▶ [Required task]
Omit the pictures and output every entry below exactly as written.

### Given entries ###

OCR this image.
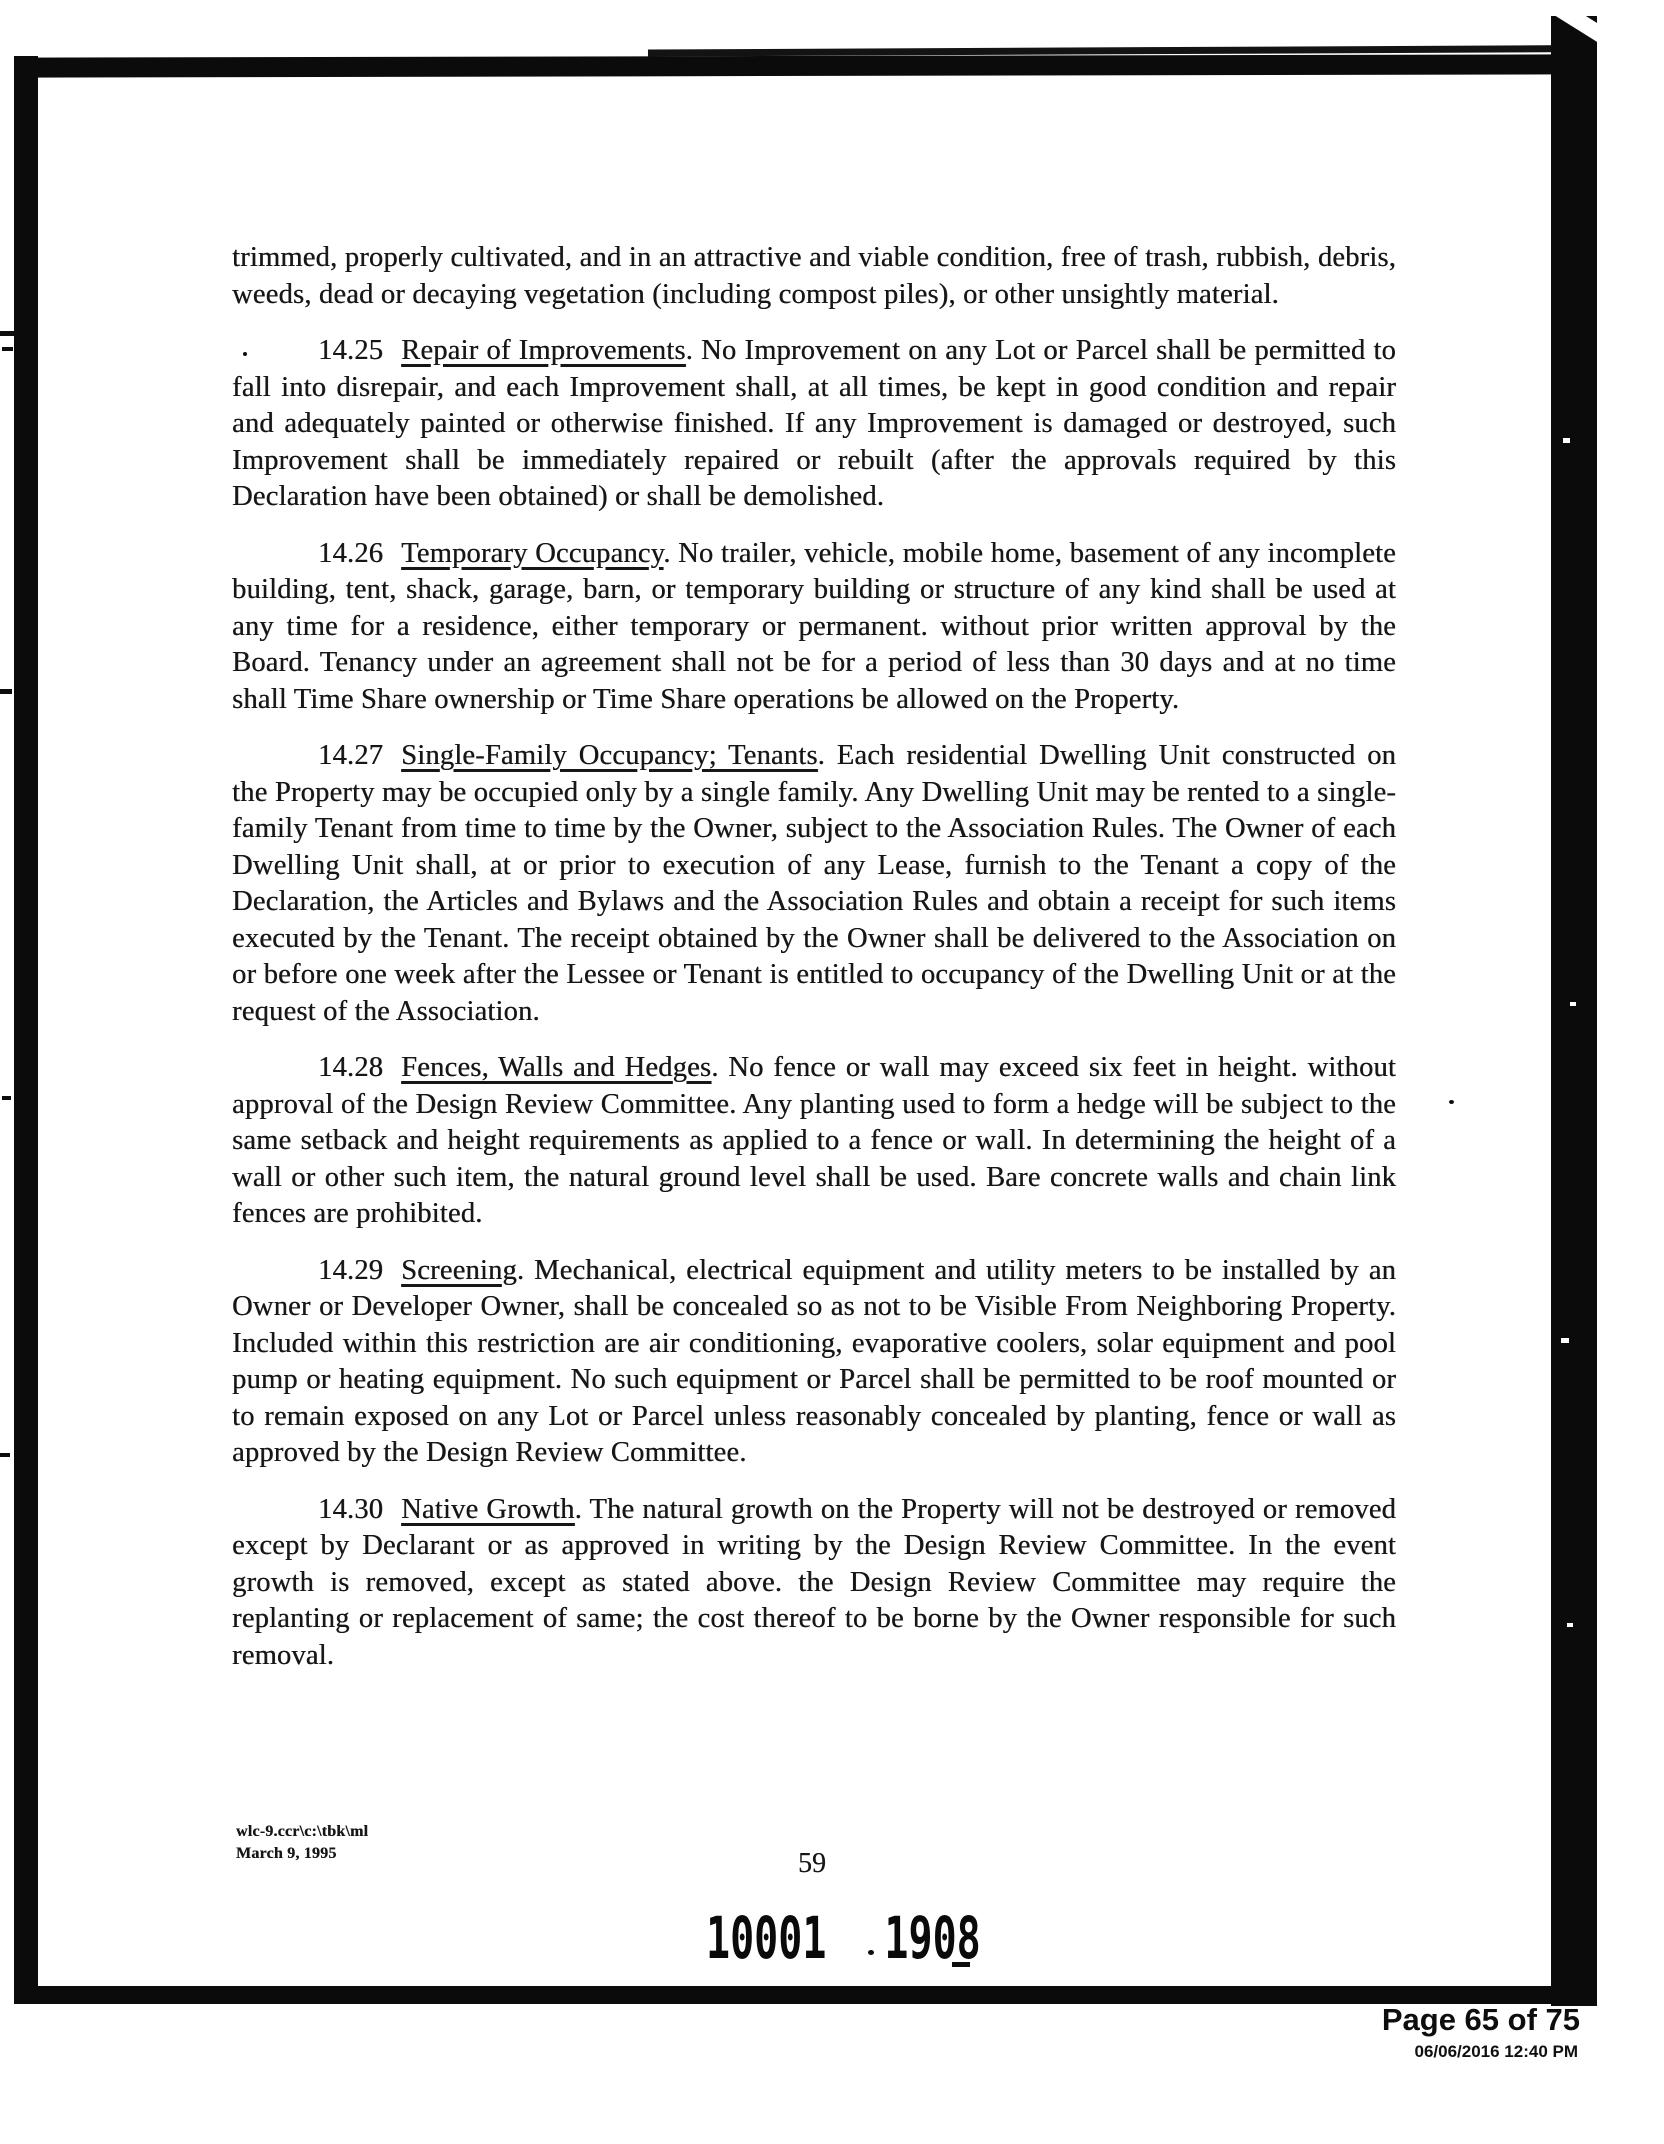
trimmed, properly cultivated, and in an attractive and viable condition, free of trash, rubbish, debris, weeds, dead or decaying vegetation (including compost piles), or other unsightly material.

14.25 Repair of Improvements. No Improvement on any Lot or Parcel shall be permitted to fall into disrepair, and each Improvement shall, at all times, be kept in good condition and repair and adequately painted or otherwise finished. If any Improvement is damaged or destroyed, such Improvement shall be immediately repaired or rebuilt (after the approvals required by this Declaration have been obtained) or shall be demolished.

14.26 Temporary Occupancy. No trailer, vehicle, mobile home, basement of any incomplete building, tent, shack, garage, barn, or temporary building or structure of any kind shall be used at any time for a residence, either temporary or permanent. without prior written approval by the Board. Tenancy under an agreement shall not be for a period of less than 30 days and at no time shall Time Share ownership or Time Share operations be allowed on the Property.

14.27 Single-Family Occupancy; Tenants. Each residential Dwelling Unit constructed on the Property may be occupied only by a single family. Any Dwelling Unit may be rented to a single-family Tenant from time to time by the Owner, subject to the Association Rules. The Owner of each Dwelling Unit shall, at or prior to execution of any Lease, furnish to the Tenant a copy of the Declaration, the Articles and Bylaws and the Association Rules and obtain a receipt for such items executed by the Tenant. The receipt obtained by the Owner shall be delivered to the Association on or before one week after the Lessee or Tenant is entitled to occupancy of the Dwelling Unit or at the request of the Association.

14.28 Fences, Walls and Hedges. No fence or wall may exceed six feet in height. without approval of the Design Review Committee. Any planting used to form a hedge will be subject to the same setback and height requirements as applied to a fence or wall. In determining the height of a wall or other such item, the natural ground level shall be used. Bare concrete walls and chain link fences are prohibited.

14.29 Screening. Mechanical, electrical equipment and utility meters to be installed by an Owner or Developer Owner, shall be concealed so as not to be Visible From Neighboring Property. Included within this restriction are air conditioning, evaporative coolers, solar equipment and pool pump or heating equipment. No such equipment or Parcel shall be permitted to be roof mounted or to remain exposed on any Lot or Parcel unless reasonably concealed by planting, fence or wall as approved by the Design Review Committee.

14.30 Native Growth. The natural growth on the Property will not be destroyed or removed except by Declarant or as approved in writing by the Design Review Committee. In the event growth is removed, except as stated above. the Design Review Committee may require the replanting or replacement of same; the cost thereof to be borne by the Owner responsible for such removal.

wlc-9.ccr\c:\tbk\ml
March 9, 1995	59
10001 1908
Page 65 of 75
06/06/2016 12:40 PM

###

▶ [Answer in full]
OCR this image.
trimmed, properly cultivated, and in an attractive and viable condition, free of trash, rubbish, debris, weeds, dead or decaying vegetation (including compost piles), or other unsightly material.

14.25 Repair of Improvements. No Improvement on any Lot or Parcel shall be permitted to fall into disrepair, and each Improvement shall, at all times, be kept in good condition and repair and adequately painted or otherwise finished. If any Improvement is damaged or destroyed, such Improvement shall be immediately repaired or rebuilt (after the approvals required by this Declaration have been obtained) or shall be demolished.

14.26 Temporary Occupancy. No trailer, vehicle, mobile home, basement of any incomplete building, tent, shack, garage, barn, or temporary building or structure of any kind shall be used at any time for a residence, either temporary or permanent. without prior written approval by the Board. Tenancy under an agreement shall not be for a period of less than 30 days and at no time shall Time Share ownership or Time Share operations be allowed on the Property.

14.27 Single-Family Occupancy; Tenants. Each residential Dwelling Unit constructed on the Property may be occupied only by a single family. Any Dwelling Unit may be rented to a single-family Tenant from time to time by the Owner, subject to the Association Rules. The Owner of each Dwelling Unit shall, at or prior to execution of any Lease, furnish to the Tenant a copy of the Declaration, the Articles and Bylaws and the Association Rules and obtain a receipt for such items executed by the Tenant. The receipt obtained by the Owner shall be delivered to the Association on or before one week after the Lessee or Tenant is entitled to occupancy of the Dwelling Unit or at the request of the Association.

14.28 Fences, Walls and Hedges. No fence or wall may exceed six feet in height. without approval of the Design Review Committee. Any planting used to form a hedge will be subject to the same setback and height requirements as applied to a fence or wall. In determining the height of a wall or other such item, the natural ground level shall be used. Bare concrete walls and chain link fences are prohibited.

14.29 Screening. Mechanical, electrical equipment and utility meters to be installed by an Owner or Developer Owner, shall be concealed so as not to be Visible From Neighboring Property. Included within this restriction are air conditioning, evaporative coolers, solar equipment and pool pump or heating equipment. No such equipment or Parcel shall be permitted to be roof mounted or to remain exposed on any Lot or Parcel unless reasonably concealed by planting, fence or wall as approved by the Design Review Committee.

14.30 Native Growth. The natural growth on the Property will not be destroyed or removed except by Declarant or as approved in writing by the Design Review Committee. In the event growth is removed, except as stated above. the Design Review Committee may require the replanting or replacement of same; the cost thereof to be borne by the Owner responsible for such removal.

wlc-9.ccr\c:\tbk\ml
March 9, 1995	59
10001 1908
Page 65 of 75
06/06/2016 12:40 PM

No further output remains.